- [Text provided]:
BBS Memo 935When the Ohio Board of Building Standards (BBS) was required by a new state law to create rules allowing classroom barricade devices, there were some who rushed out to celebrate without reading the fine print.  The BBS just issued a memo recapping the requirements of the law, including the limitations on the number of steps to remove the device from the door:

“If a school chooses to use TDLDs, it must submit an application with required information to the building department with jurisdiction for approval. While the scope of the project will not necessitate the preparation of detailed construction documents, per OBC § 106.1.1 the application should include information sufficient to determine compliance with the code, including, but not limited to, evidence of a properly adopted and filed school safety plan, a statement that both police and fire officials have been notified of the proposed TDLD, a description of the proposed TDLD, and, if applicable, a confirmation by the owner that any bolts, stops, brackets, pins employed by the device and that are permanently mounted pursuant to OBC § 1008. do not affect the fire rating of a fire door assembly. The code does not prescribe in what form this information or evidence of such communications shall be provided…Primarily the building official must determine the number of operations necessary to remove the device. Only a device that requires not more than one operation to be removed may be approved. The code permits two operations to remove the device if the school building is equipped throughout with an automatic sprinkler system.”

- [Supplied information]:
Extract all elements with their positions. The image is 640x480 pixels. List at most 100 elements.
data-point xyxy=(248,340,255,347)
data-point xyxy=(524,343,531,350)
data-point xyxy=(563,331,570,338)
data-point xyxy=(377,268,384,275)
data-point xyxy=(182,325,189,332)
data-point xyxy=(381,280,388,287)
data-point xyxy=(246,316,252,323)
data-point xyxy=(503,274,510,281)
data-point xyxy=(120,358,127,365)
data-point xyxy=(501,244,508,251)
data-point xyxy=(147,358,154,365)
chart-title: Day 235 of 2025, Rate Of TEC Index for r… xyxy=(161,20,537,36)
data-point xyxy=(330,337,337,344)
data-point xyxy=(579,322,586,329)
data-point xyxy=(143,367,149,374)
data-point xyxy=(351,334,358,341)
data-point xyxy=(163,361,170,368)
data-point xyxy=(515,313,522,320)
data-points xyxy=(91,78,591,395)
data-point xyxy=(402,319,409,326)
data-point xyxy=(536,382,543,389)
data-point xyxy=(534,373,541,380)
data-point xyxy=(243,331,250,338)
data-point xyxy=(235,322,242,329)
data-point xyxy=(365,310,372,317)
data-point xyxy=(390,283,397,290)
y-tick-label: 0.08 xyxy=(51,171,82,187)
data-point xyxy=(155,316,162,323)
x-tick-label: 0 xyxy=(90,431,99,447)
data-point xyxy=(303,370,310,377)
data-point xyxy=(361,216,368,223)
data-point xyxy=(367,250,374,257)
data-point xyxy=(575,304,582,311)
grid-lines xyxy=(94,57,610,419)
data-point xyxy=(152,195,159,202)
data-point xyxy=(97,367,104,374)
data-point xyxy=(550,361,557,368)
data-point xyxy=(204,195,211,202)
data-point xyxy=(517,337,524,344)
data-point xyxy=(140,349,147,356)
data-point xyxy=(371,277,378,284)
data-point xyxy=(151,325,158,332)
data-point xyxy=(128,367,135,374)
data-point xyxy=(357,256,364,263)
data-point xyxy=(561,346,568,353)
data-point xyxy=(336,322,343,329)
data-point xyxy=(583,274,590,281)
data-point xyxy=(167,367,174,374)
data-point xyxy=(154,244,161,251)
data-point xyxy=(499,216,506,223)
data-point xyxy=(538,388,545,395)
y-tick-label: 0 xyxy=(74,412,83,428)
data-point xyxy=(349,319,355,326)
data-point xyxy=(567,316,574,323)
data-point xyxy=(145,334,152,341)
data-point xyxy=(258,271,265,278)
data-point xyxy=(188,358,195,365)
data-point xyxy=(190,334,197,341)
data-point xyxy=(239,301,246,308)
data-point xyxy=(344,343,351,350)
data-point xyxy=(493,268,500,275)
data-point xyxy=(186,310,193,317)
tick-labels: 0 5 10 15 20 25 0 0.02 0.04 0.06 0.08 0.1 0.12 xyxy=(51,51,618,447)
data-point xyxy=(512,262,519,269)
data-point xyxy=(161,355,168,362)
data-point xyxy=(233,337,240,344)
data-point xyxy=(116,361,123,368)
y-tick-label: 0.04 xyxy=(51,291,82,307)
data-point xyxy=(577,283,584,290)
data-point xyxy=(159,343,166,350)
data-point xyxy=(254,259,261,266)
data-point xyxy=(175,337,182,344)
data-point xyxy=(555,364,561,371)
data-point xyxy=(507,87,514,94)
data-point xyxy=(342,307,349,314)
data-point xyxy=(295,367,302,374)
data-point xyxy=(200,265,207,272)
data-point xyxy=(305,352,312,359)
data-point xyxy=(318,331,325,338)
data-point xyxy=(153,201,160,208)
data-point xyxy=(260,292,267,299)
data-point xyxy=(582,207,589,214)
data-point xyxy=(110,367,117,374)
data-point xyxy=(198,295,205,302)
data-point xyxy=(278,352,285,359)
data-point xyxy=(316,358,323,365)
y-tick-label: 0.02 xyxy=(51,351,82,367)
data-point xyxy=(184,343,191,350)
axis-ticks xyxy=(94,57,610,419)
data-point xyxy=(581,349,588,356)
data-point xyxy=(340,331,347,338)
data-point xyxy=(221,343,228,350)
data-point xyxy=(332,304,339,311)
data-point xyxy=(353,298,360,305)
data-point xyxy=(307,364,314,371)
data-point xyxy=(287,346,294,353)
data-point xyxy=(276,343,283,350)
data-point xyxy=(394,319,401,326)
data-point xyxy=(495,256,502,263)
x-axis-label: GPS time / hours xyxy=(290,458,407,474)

- [Exercise]:
According to the memo on classroom barricade devices, how many operations are permitted to remove a device when the school building is equipped throughout with an automatic sprinkler system?

- [Task response]:
Two operations.